= DOCUMENT EXTRACT =

Most men who are diagnosed with prostate cancer face one of just a few options for their treatment plan: watchful waiting—having their physician monitor the level of their prostate-specific antigen, or PSA, to ensure it doesn’t rise incrementally—or curative therapy, usually surgery.
Despite the name, curative therapy doesn’t always lead to a cure. After surgery, the patient’s blood is tested for the presence of PSA. If PSA is detected in significant amounts, more testing and action must be taken. But until recently, there hasn’t been a clear path for continued treatment to eradicate the remaining cancer cells.
Some patients will begin watchful waiting after a failed curative therapy. For men whose PSA levels are very low and stable, this is often the best choice. Others are put on continuous hormone therapy to try to control their cancer.
But for many patients, especially those with rising PSA levels, the next therapy of choice is radiation therapy.
While radiation can be effective, it is also highly toxic and leads to a number of potential side effects over time, particular after 10 years following radiation treatment. These include continued loss of urinary continence, frequent diarrhea and/or constipation, and the potential loss of sexual potency (the ability to get or maintain an erection).

= DATASET =
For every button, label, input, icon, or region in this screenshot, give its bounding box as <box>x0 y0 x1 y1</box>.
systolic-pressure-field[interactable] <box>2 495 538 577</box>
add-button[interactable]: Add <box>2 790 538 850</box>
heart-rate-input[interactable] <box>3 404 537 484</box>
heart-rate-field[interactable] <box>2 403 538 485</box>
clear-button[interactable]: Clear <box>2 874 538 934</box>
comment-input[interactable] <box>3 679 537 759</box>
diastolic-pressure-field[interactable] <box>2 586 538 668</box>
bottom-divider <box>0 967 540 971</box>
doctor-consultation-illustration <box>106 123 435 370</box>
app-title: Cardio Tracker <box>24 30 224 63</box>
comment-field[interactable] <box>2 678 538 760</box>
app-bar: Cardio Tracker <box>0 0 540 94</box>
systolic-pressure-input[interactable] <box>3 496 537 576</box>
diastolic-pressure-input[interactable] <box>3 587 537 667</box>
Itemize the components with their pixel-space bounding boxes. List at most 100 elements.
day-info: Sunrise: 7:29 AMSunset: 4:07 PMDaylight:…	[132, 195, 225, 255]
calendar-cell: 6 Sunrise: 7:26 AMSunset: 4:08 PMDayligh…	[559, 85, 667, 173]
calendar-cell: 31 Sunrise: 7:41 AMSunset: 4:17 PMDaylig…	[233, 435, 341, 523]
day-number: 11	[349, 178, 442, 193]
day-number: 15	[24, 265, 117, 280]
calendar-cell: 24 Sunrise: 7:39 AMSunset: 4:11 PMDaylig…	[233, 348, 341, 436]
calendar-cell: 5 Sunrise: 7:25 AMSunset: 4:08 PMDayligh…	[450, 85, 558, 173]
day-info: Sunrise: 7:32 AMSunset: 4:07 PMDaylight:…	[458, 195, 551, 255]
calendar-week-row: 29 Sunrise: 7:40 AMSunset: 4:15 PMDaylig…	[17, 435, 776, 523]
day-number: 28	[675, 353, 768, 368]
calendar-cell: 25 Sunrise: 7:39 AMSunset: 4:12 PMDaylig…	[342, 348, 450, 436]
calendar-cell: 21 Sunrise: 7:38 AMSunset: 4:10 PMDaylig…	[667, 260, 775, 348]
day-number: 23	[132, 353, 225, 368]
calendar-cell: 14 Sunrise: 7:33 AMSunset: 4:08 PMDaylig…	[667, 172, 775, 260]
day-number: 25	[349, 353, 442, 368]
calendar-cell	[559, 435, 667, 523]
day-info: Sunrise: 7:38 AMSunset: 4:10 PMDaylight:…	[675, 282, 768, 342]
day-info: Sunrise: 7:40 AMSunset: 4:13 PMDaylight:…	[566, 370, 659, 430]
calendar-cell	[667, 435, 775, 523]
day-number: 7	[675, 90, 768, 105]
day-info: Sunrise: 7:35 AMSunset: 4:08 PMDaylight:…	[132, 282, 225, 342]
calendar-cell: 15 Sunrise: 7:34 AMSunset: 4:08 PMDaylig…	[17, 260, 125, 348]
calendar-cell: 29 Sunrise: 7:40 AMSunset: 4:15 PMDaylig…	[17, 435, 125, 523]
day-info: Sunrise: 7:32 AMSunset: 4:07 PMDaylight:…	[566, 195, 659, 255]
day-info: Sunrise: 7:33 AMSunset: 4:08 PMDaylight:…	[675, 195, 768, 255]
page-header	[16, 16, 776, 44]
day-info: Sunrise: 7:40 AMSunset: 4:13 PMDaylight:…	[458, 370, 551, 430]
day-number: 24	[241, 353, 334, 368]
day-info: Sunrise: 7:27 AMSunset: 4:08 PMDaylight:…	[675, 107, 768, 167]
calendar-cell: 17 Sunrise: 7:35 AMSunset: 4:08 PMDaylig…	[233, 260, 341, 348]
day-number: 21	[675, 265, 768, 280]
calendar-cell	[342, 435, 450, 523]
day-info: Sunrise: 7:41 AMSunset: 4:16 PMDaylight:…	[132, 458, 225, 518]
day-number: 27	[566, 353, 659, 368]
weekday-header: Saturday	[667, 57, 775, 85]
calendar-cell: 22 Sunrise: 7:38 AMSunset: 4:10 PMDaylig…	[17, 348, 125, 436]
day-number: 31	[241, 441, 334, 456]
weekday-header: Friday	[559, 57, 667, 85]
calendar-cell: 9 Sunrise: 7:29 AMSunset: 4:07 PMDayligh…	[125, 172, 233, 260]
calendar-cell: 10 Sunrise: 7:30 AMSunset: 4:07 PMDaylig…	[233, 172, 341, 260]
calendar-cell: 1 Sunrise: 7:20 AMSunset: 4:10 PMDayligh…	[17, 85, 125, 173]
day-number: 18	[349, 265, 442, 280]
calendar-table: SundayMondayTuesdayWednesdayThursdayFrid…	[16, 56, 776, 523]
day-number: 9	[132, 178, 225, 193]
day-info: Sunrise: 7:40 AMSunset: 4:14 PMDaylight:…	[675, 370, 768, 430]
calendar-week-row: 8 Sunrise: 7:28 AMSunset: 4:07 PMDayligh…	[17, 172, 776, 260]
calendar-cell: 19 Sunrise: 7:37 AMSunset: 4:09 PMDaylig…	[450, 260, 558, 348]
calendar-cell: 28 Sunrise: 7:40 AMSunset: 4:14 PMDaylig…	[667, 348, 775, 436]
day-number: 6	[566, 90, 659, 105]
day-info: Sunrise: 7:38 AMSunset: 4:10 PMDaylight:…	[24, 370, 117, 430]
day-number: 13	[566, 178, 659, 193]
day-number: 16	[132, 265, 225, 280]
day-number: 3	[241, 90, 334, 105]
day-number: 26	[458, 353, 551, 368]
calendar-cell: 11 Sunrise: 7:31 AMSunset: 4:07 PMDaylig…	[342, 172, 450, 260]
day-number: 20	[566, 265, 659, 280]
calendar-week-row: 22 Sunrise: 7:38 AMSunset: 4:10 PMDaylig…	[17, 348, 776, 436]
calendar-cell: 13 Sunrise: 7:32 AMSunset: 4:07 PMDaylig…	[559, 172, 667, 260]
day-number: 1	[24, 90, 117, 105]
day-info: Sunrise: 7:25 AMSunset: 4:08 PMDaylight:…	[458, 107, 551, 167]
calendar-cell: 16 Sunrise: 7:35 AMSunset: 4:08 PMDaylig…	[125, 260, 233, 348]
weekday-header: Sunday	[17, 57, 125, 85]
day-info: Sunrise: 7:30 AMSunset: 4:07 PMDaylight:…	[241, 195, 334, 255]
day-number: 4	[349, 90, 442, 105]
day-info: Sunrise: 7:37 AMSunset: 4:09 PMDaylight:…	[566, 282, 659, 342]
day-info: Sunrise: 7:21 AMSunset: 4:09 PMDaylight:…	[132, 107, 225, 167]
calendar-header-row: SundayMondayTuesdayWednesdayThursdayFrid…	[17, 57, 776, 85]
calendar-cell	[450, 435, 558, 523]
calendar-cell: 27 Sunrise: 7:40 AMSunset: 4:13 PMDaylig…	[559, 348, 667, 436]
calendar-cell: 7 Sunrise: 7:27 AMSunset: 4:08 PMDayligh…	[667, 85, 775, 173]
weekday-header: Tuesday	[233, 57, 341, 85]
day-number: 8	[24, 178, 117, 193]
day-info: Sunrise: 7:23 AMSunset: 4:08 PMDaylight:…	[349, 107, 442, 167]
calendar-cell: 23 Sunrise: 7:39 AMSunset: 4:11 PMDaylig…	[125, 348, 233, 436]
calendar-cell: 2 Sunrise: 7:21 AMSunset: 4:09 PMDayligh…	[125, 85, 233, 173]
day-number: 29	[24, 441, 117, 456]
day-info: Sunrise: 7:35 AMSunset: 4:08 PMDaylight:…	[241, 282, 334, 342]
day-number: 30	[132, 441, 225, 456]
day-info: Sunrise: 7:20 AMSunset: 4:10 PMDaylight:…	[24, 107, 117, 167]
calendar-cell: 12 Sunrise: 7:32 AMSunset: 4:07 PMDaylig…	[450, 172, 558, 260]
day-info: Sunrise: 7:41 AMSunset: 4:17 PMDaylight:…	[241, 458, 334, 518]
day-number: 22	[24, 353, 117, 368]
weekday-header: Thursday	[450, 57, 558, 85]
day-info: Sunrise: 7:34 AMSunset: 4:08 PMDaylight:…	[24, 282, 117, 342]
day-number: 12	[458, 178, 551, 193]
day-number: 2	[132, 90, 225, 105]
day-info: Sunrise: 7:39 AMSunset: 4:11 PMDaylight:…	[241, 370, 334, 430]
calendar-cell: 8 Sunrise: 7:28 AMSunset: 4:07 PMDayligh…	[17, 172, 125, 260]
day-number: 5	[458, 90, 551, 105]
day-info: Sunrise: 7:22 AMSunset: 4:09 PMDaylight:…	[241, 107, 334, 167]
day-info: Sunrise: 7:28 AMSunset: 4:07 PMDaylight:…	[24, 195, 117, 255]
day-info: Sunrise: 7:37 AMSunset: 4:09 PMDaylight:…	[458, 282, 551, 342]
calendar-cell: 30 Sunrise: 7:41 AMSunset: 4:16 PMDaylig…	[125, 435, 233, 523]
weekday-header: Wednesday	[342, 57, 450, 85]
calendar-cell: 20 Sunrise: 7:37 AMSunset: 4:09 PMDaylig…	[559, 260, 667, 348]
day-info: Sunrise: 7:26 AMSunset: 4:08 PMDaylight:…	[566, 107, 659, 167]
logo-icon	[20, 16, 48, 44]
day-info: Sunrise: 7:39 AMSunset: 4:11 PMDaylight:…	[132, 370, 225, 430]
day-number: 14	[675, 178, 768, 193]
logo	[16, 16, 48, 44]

= ABOUT THIS EXERCISE =
Answer from the prostate cancer text:
(a) After surgery, what is the patient's blood tested for?
(b) For men with very low and stable PSA levels, what is often the best choice after a failed curative therapy?
(c) After how many years following radiation treatment do the side effects arise in particular?
The lines come from a different source than the text.

= RESULT OF THE TASK =
(a) The presence of PSA (prostate-specific antigen)
(b) Watchful waiting
(c) 10 years